* [Instruction]:
Gather, from the data below, each line in which the word "geyser" occurs.

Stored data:
- - -
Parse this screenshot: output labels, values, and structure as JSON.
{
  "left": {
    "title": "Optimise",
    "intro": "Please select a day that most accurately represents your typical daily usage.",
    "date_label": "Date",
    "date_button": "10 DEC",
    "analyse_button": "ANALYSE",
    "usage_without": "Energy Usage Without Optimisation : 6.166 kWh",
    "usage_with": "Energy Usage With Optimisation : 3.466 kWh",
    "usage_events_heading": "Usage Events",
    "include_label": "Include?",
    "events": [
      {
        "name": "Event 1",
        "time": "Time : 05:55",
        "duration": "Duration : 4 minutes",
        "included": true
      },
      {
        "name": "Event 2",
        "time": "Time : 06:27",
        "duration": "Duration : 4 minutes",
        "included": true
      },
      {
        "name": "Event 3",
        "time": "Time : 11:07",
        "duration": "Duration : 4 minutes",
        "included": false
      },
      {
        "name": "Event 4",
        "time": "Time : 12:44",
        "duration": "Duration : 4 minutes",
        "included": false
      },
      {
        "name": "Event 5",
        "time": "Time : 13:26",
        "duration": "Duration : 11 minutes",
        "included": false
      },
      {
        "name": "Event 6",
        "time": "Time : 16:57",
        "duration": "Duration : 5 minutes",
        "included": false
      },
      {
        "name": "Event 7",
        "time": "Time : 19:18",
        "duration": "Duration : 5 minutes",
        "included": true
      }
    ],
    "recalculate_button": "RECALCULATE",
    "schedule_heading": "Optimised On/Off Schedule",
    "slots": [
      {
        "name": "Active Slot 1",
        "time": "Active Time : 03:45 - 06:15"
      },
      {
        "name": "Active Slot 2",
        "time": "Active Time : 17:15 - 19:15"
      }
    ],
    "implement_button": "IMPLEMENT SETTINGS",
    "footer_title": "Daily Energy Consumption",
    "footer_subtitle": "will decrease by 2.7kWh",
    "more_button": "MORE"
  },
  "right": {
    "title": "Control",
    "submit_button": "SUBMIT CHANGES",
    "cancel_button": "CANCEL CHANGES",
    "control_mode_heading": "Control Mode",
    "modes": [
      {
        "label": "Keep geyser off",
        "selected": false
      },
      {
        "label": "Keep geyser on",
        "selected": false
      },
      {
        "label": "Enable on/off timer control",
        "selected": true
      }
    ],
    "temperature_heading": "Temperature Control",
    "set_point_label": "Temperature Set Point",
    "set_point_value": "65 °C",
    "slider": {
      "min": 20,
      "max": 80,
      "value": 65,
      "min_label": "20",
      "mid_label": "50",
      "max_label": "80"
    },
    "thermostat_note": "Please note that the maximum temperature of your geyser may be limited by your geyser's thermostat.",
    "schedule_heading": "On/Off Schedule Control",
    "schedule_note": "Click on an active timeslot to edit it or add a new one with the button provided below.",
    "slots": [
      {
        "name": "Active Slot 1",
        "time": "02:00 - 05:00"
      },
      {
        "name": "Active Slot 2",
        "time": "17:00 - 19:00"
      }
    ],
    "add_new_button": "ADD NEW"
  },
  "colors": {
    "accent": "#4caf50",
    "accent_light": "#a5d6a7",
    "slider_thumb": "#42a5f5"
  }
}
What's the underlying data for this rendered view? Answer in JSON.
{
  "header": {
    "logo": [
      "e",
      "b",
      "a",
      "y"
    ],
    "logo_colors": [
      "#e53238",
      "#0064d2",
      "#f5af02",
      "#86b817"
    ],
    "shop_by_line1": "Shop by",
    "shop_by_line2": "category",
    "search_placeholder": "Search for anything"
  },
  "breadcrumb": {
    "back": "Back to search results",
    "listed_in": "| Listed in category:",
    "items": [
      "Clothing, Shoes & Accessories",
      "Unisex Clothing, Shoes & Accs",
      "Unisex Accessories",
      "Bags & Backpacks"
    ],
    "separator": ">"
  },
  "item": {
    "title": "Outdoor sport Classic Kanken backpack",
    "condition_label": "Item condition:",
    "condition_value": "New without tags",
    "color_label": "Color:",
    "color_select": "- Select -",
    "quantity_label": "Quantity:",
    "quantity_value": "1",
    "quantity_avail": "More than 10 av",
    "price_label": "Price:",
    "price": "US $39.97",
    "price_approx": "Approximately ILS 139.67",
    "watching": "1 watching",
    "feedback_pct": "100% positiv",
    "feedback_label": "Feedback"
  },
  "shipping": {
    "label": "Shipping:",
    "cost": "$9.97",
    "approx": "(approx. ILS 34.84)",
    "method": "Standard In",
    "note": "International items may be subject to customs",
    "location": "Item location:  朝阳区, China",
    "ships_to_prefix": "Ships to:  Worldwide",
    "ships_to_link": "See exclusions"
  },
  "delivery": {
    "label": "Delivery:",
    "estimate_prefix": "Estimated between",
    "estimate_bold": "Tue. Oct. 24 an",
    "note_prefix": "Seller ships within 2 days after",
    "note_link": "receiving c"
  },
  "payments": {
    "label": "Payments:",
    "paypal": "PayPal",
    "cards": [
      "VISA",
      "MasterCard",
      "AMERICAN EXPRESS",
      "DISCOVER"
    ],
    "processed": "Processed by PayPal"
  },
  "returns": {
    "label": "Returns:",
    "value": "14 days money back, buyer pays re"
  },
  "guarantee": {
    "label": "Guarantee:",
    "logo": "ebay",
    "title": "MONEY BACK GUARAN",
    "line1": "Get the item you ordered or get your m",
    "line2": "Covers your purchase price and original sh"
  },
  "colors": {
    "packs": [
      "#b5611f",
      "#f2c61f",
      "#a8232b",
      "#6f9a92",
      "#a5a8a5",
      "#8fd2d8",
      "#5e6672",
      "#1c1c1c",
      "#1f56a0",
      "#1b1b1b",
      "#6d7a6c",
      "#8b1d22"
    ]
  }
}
- - -
* [Response to this exercise]:
        "label": "Keep geyser off",
        "label": "Keep geyser on",
    "thermostat_note": "Please note that the maximum temperature of your geyser may be limited by your geyser's thermostat.",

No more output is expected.